[start STORED ROWS]

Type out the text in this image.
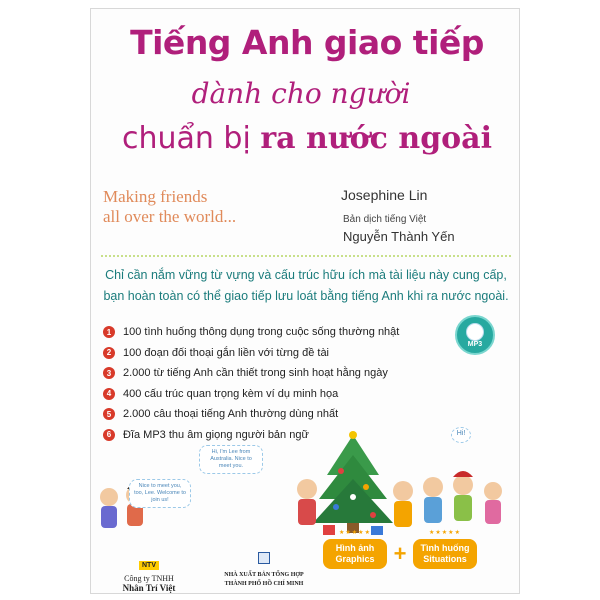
Tiếng Anh giao tiếp
dành cho người
chuẩn bị ra nước ngoài
Making friends
all over the world...
Josephine Lin
Bản dịch tiếng Việt
Nguyễn Thành Yến
Chỉ cần nắm vững từ vựng và cấu trúc hữu ích mà tài liệu này cung cấp,
bạn hoàn toàn có thể giao tiếp lưu loát bằng tiếng Anh khi ra nước ngoài.
1	100 tình huống thông dụng trong cuộc sống thường nhật
2	100 đoạn đối thoại gắn liền với từng đề tài
3	2.000 từ tiếng Anh cần thiết trong sinh hoạt hằng ngày
4	400 cấu trúc quan trọng kèm ví dụ minh họa
5	2.000 câu thoại tiếng Anh thường dùng nhất
6	Đĩa MP3 thu âm giọng người bản ngữ
MP3
Hi, I'm Lee from Australia. Nice to meet you.
Nice to meet you, too, Lee. Welcome to join us!
Hi!
★★★★★
Hình ảnh
Graphics +
★★★★★
Tình huống
Situations
NTV
Công ty TNHH
Nhân Trí Việt
NHÀ XUẤT BẢN TỔNG HỢP
THÀNH PHỐ HỒ CHÍ MINH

[end STORED ROWS]

EXERCISE PROMPT >> Output all of the data exactly as it stands, minus any images.

ANSWER TO THE EXERCISE >>
Type out the text in this image.
Tiếng Anh giao tiếp
dành cho người
chuẩn bị ra nước ngoài
Making friends
all over the world...
Josephine Lin
Bản dịch tiếng Việt
Nguyễn Thành Yến
Chỉ cần nắm vững từ vựng và cấu trúc hữu ích mà tài liệu này cung cấp,
bạn hoàn toàn có thể giao tiếp lưu loát bằng tiếng Anh khi ra nước ngoài.
1	100 tình huống thông dụng trong cuộc sống thường nhật
2	100 đoạn đối thoại gắn liền với từng đề tài
3	2.000 từ tiếng Anh cần thiết trong sinh hoạt hằng ngày
4	400 cấu trúc quan trọng kèm ví dụ minh họa
5	2.000 câu thoại tiếng Anh thường dùng nhất
6	Đĩa MP3 thu âm giọng người bản ngữ
MP3
Hi, I'm Lee from Australia. Nice to meet you.
Nice to meet you, too, Lee. Welcome to join us!
Hi!
★★★★★
Hình ảnh
Graphics +
★★★★★
Tình huống
Situations
NTV
Công ty TNHH
Nhân Trí Việt
NHÀ XUẤT BẢN TỔNG HỢP
THÀNH PHỐ HỒ CHÍ MINH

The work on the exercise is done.